>> Start Extracted records
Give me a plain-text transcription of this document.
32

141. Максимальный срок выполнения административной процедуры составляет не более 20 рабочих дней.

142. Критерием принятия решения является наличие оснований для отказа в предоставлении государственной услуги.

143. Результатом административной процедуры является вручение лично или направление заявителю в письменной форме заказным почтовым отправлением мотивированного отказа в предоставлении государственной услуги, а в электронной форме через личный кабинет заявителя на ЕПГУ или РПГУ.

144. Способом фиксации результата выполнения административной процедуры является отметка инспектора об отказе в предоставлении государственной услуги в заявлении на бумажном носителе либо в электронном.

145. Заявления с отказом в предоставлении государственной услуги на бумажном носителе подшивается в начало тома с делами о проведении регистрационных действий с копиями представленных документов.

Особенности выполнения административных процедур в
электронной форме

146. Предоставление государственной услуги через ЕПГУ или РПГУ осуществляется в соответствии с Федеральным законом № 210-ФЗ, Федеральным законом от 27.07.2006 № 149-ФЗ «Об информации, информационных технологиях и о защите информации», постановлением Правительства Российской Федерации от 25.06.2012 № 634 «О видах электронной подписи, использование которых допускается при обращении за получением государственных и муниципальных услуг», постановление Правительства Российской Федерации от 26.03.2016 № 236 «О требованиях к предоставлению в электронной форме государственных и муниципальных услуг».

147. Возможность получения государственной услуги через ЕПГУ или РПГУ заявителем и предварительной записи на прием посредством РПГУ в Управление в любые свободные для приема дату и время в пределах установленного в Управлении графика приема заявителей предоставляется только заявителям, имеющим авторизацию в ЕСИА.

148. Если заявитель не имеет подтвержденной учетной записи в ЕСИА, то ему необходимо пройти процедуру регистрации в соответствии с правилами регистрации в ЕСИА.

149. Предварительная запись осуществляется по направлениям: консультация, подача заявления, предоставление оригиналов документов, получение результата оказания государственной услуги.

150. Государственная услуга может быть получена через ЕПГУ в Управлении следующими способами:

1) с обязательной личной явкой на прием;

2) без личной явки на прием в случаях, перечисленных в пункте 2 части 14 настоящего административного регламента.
>> End Extracted records
#### Task to carry out:
All of the lines above need to be given again exactly.

#### Answer for this exercise:
Give me a plain-text transcription of this document.
32

141. Максимальный срок выполнения административной процедуры составляет не более 20 рабочих дней.

142. Критерием принятия решения является наличие оснований для отказа в предоставлении государственной услуги.

143. Результатом административной процедуры является вручение лично или направление заявителю в письменной форме заказным почтовым отправлением мотивированного отказа в предоставлении государственной услуги, а в электронной форме через личный кабинет заявителя на ЕПГУ или РПГУ.

144. Способом фиксации результата выполнения административной процедуры является отметка инспектора об отказе в предоставлении государственной услуги в заявлении на бумажном носителе либо в электронном.

145. Заявления с отказом в предоставлении государственной услуги на бумажном носителе подшивается в начало тома с делами о проведении регистрационных действий с копиями представленных документов.

Особенности выполнения административных процедур в
электронной форме

146. Предоставление государственной услуги через ЕПГУ или РПГУ осуществляется в соответствии с Федеральным законом № 210-ФЗ, Федеральным законом от 27.07.2006 № 149-ФЗ «Об информации, информационных технологиях и о защите информации», постановлением Правительства Российской Федерации от 25.06.2012 № 634 «О видах электронной подписи, использование которых допускается при обращении за получением государственных и муниципальных услуг», постановление Правительства Российской Федерации от 26.03.2016 № 236 «О требованиях к предоставлению в электронной форме государственных и муниципальных услуг».

147. Возможность получения государственной услуги через ЕПГУ или РПГУ заявителем и предварительной записи на прием посредством РПГУ в Управление в любые свободные для приема дату и время в пределах установленного в Управлении графика приема заявителей предоставляется только заявителям, имеющим авторизацию в ЕСИА.

148. Если заявитель не имеет подтвержденной учетной записи в ЕСИА, то ему необходимо пройти процедуру регистрации в соответствии с правилами регистрации в ЕСИА.

149. Предварительная запись осуществляется по направлениям: консультация, подача заявления, предоставление оригиналов документов, получение результата оказания государственной услуги.

150. Государственная услуга может быть получена через ЕПГУ в Управлении следующими способами:

1) с обязательной личной явкой на прием;

2) без личной явки на прием в случаях, перечисленных в пункте 2 части 14 настоящего административного регламента.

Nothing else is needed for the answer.